**QUOTED PASSAGE**

I make applesauce every autumn for a couple of reasons. One is because I have two apples trees, and I am driven to find a use for them. Another reason is my picky son loves my homemade apple sauce. I have tried to make enough to last him till the next apple season-I once made 55 quarts-but it’s never enough. Making applesauce is one of the most time consuming canning jobs I do, but it is so worth it.
In case you are interested, here’s how I do it.
Set aside an afternoon. It takes about 4 to 5 hours from start to finish.
Cleanliness is very important throughout the entire process. Make sure your work surface and all your tools are sterilized.
To make about 7 quarts you will need a large pot. It should hold 8-10 quarts, quart canning jars and lids, a funnel, a sharp knife, a ladle and hot water bather, and assorted spoons and potholders.

**SUPPLIED ENTRIES**

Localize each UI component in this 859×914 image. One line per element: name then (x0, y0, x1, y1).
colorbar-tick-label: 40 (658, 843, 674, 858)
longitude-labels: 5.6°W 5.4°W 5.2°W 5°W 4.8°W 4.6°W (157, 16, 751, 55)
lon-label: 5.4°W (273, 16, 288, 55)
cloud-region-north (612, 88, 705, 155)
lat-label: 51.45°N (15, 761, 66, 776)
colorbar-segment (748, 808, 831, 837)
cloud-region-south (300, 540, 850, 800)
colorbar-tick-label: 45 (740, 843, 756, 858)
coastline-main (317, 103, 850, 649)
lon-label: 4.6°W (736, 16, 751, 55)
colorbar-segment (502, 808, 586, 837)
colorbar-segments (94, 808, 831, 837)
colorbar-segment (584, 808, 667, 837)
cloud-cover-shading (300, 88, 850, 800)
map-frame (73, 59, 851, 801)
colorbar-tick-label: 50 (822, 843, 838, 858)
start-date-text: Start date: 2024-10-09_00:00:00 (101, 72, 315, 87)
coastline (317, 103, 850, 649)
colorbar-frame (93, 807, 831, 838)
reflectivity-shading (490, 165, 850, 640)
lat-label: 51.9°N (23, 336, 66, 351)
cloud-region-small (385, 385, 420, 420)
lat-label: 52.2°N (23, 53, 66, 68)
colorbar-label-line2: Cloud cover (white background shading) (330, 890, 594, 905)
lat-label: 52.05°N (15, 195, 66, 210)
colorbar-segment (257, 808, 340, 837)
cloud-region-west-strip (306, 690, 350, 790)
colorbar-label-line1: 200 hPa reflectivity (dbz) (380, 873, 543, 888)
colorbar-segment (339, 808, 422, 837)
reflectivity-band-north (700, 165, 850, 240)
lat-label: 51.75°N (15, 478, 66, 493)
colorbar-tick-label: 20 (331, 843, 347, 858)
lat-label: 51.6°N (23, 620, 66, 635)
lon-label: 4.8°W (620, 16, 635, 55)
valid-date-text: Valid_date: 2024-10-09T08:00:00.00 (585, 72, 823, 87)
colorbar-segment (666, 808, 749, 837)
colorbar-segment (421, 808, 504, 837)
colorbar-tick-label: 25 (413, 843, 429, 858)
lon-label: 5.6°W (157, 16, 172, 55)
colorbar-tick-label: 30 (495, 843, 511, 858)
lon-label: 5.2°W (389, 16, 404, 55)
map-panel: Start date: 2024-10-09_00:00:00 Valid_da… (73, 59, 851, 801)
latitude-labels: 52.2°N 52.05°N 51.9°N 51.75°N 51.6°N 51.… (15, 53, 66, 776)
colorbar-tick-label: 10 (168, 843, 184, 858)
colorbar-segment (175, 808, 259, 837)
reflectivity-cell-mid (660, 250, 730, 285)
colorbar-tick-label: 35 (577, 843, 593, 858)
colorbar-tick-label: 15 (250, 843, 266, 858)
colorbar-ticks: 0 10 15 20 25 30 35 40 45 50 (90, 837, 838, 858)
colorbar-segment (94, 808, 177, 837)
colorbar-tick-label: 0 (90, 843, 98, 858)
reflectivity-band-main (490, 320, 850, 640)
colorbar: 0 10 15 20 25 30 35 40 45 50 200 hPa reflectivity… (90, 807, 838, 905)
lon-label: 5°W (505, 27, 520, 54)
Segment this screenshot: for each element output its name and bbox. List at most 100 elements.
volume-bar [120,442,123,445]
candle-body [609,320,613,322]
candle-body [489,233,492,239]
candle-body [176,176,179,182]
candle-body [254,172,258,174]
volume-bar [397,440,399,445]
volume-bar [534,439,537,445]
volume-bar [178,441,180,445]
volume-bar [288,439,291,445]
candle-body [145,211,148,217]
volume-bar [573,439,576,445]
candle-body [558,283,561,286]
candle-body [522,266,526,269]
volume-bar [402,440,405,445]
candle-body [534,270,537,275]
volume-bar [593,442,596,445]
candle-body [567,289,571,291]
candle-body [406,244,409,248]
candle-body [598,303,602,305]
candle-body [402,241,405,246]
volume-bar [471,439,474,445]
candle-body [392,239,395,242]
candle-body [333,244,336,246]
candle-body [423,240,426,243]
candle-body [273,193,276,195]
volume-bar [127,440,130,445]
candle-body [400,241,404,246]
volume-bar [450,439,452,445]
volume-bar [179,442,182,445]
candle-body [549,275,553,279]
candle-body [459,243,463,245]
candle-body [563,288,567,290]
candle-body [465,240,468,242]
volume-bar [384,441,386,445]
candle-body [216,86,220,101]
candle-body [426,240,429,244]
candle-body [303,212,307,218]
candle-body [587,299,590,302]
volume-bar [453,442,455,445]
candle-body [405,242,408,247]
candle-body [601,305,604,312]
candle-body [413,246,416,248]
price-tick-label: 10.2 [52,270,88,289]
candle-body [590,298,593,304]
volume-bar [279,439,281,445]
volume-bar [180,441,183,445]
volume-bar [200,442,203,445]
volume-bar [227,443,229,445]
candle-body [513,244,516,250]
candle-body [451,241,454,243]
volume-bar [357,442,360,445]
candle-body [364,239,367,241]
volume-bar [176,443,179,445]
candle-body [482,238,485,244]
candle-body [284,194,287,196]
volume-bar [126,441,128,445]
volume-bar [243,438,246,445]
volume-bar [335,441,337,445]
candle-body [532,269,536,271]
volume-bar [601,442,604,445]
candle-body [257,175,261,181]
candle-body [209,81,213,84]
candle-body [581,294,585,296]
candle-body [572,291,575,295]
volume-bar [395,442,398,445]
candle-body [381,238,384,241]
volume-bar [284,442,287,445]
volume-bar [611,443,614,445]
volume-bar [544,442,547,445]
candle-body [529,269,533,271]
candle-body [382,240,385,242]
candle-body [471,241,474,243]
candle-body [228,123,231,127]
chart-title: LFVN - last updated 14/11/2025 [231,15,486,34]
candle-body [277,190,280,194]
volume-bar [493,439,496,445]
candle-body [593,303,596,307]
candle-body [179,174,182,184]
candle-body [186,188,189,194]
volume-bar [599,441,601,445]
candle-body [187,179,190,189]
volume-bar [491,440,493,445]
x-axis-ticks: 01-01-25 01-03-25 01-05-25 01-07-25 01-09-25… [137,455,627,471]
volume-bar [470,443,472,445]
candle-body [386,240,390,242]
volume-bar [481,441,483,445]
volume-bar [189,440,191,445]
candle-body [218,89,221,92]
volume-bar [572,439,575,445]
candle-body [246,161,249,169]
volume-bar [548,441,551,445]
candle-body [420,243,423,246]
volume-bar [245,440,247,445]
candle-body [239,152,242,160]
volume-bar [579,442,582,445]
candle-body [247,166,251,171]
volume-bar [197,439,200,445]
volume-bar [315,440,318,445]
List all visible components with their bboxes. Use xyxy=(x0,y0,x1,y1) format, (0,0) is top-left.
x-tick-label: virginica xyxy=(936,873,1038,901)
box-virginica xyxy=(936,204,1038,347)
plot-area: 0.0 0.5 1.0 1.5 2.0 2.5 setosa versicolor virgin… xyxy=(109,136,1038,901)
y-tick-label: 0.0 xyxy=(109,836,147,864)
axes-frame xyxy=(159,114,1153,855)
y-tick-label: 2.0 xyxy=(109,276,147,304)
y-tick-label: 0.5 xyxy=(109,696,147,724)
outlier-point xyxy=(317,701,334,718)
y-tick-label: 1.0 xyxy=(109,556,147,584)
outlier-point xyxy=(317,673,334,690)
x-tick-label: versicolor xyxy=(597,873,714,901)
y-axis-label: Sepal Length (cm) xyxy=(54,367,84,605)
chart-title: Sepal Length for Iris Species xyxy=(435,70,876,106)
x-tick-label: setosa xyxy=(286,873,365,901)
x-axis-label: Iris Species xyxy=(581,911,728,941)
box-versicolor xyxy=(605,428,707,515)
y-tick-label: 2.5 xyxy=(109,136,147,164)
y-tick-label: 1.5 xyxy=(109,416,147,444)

**TASKS FOR THIS EXERCISE**
[1] List every piece of equipment the applesauce text above says you will need to make about 7 quarts.
[2] Pick up the applesauce text where it stops and continue it.

**TASK-BY-TASK OUTPUTS**
[1]
- A large pot that holds 8-10 quarts
- Quart canning jars and lids
- A funnel
- A sharp knife
- A ladle
- A hot water bather
- Assorted spoons
- Potholders

[2]
Pick and wash the apples. Cut them into small pieces, cutting out any bruises and worms (I’m an organic gardener-that means the occasional worm.) Add enough water to the pan to prevent the apples sticking to the bottom and burning. An inch or two should suffice. Fill up the pan and place on stove burner about on medium. They will take about an hour to cook till tender. Fill the hot water bather about 3/4 full. This is a large dark blue pan that you will put the filled jars in to process. It forces the air out of the jars, and seals them. I sterilize my jars, rings and lids in the oven to save room on the range. I put about an inch of water in a casserole pan and invert the canning jars in it. Another pan holds the lids and rings. Place these in the oven at 300 degrees now.
Stir the apples frequently, making sure the apples do not stick. When they are soft, out then through a food mill (If you like smooth applesauce, like my son. Otherwise skip this step.) Fill up the jars, wiping the rim, and then putting on the lids. Put each jar in the bather as soon as they are filled. Once you are done, then bring to a full roiling boil for 30 minutes. It’s quite important to do this to ensure that the applesauce is safe to eat.
When the 30 minutes are up, make sure that your doors and windows are closed to prevent a breeze hitting the hot jars, and pull them out. Place on a towel and let cool. If you are successful, then soon you will hear a ping sound as the jars seal. I love that sound. If any do not seal, then refrigerate and eat soon.
Now, stand back and admire the results of all of your hard work!
Ready to go in the pantry.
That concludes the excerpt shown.